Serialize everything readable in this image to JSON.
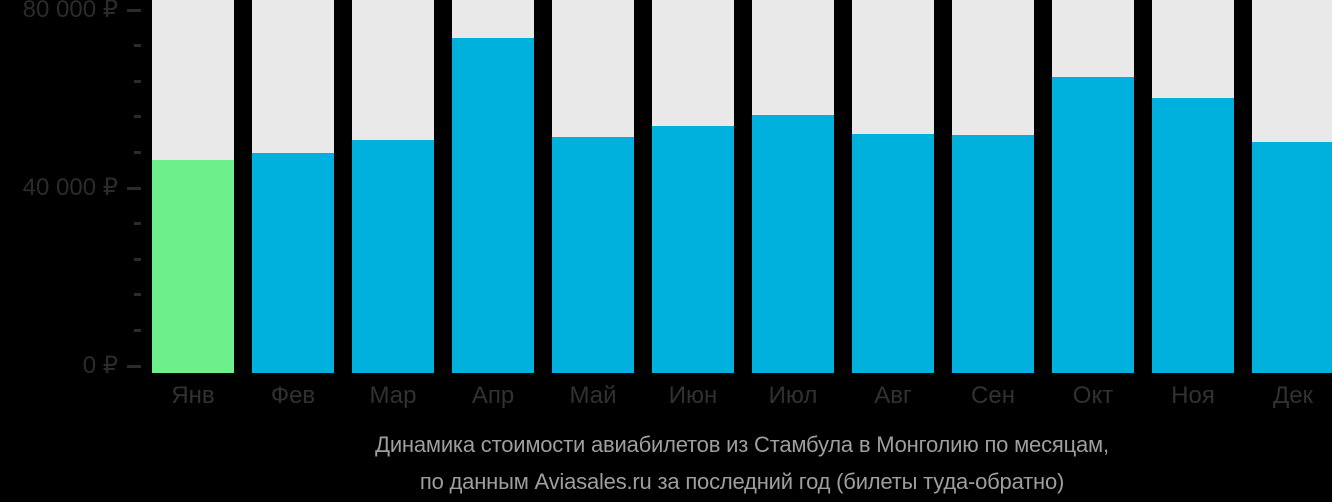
{
  "chart_data": {
    "type": "bar",
    "title": "Динамика стоимости авиабилетов из Стамбула в Монголию по месяцам, по данным Aviasales.ru за последний год (билеты туда-обратно)",
    "title_line1": "Динамика стоимости авиабилетов из Стамбула в Монголию по месяцам,",
    "title_line2": "по данным Aviasales.ru за последний год (билеты туда-обратно)",
    "categories": [
      "Янв",
      "Фев",
      "Мар",
      "Апр",
      "Май",
      "Июн",
      "Июл",
      "Авг",
      "Сен",
      "Окт",
      "Ноя",
      "Дек"
    ],
    "month_slugs": [
      "jan",
      "feb",
      "mar",
      "apr",
      "may",
      "jun",
      "jul",
      "aug",
      "sep",
      "oct",
      "nov",
      "dec"
    ],
    "values": [
      46300,
      47900,
      50800,
      73700,
      51500,
      54000,
      56300,
      52100,
      52000,
      65000,
      60200,
      50400
    ],
    "unit": "₽",
    "xlabel": "",
    "ylabel": "",
    "ylim": [
      0,
      80000
    ],
    "grid": false,
    "legend_position": "none",
    "highlight_index": 0,
    "y_axis": {
      "minor_step": 8000,
      "major_step": 40000,
      "labels": [
        {
          "value": 0,
          "text": "0 ₽"
        },
        {
          "value": 40000,
          "text": "40 000 ₽"
        },
        {
          "value": 80000,
          "text": "80 000 ₽"
        }
      ]
    },
    "colors": {
      "page_bg": "#000000",
      "column_bg": "#e9e9e9",
      "bar": "#00b1dd",
      "bar_highlight": "#6def8b",
      "tick": "#2b2b2b",
      "axis_text": "#2b2b2b",
      "x_label_text": "#313131",
      "caption_text": "#9e9e9e"
    }
  }
}
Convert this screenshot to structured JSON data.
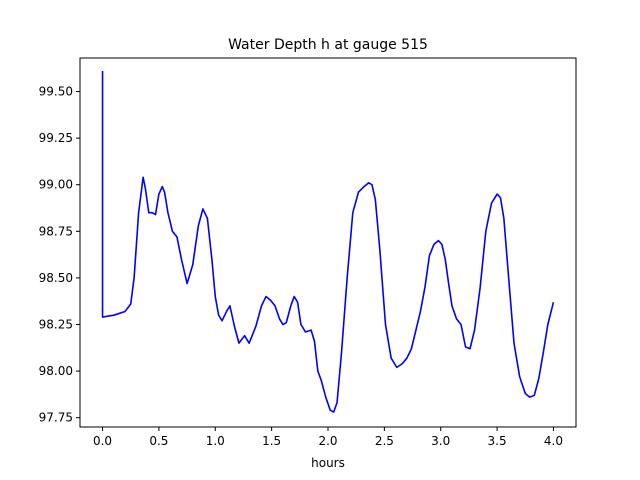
::::::::
TASK INSTRUCTIONS:
Search the entries for "Aviasales" and copy out each line that has it.

EXERCISE RESULT:
    "title": "Динамика стоимости авиабилетов из Стамбула в Монголию по месяцам, по данным Aviasales.ru за последний год (билеты туда-обратно)",
    "title_line2": "по данным Aviasales.ru за последний год (билеты туда-обратно)",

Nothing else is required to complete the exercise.